- _Your objective_: How many lines of the records below contain the string "field", with case counting? Give only the number.

- _Records for the task_:
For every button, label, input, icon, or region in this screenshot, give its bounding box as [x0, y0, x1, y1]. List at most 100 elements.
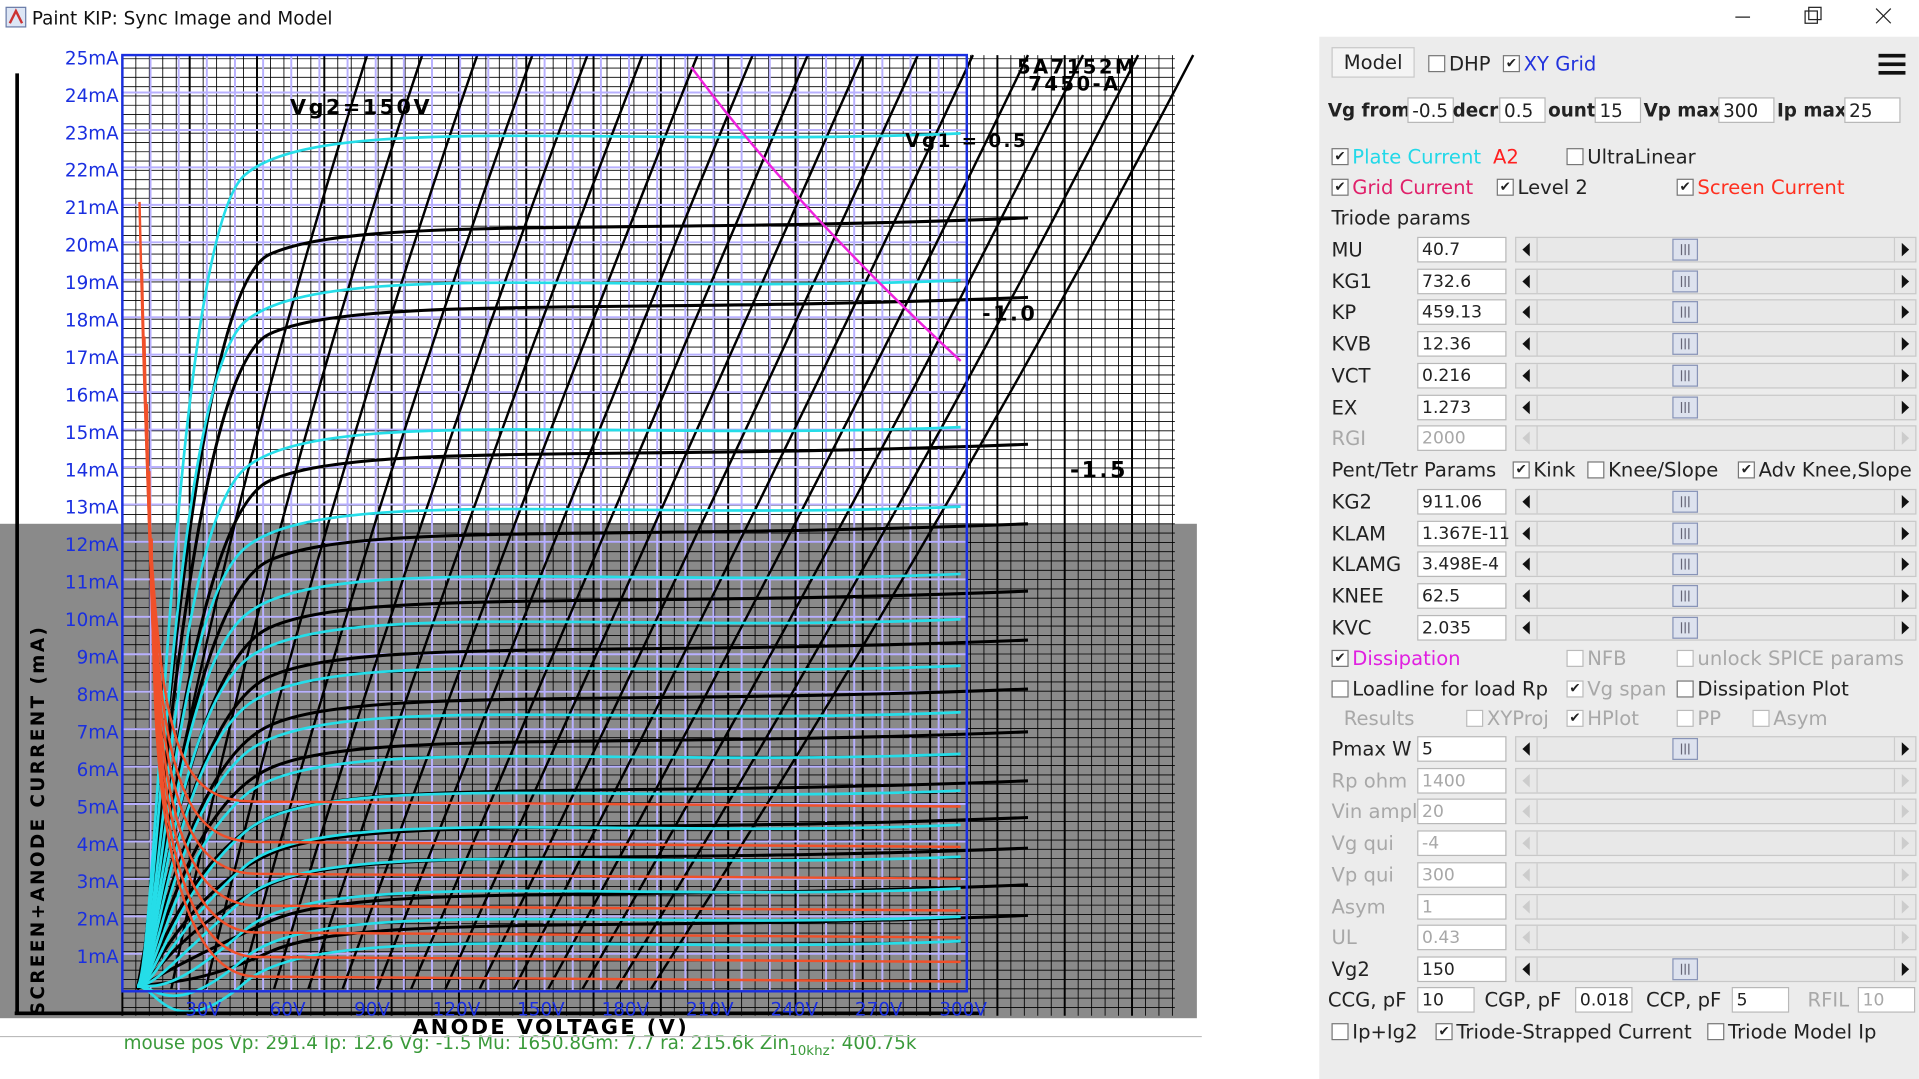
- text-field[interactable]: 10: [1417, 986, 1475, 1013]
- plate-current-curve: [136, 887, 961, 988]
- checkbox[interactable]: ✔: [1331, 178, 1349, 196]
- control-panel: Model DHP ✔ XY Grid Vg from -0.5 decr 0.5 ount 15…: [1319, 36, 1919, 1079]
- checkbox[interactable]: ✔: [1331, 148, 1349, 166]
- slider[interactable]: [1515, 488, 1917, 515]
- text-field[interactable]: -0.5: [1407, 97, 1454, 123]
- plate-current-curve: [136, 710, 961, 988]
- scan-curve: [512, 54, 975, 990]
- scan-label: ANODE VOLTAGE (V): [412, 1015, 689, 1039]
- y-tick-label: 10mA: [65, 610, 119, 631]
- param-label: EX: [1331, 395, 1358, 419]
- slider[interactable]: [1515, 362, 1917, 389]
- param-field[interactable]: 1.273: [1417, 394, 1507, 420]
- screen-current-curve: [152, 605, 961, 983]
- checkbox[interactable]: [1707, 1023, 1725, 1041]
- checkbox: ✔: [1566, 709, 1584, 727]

- _Solution to the exercise_: 3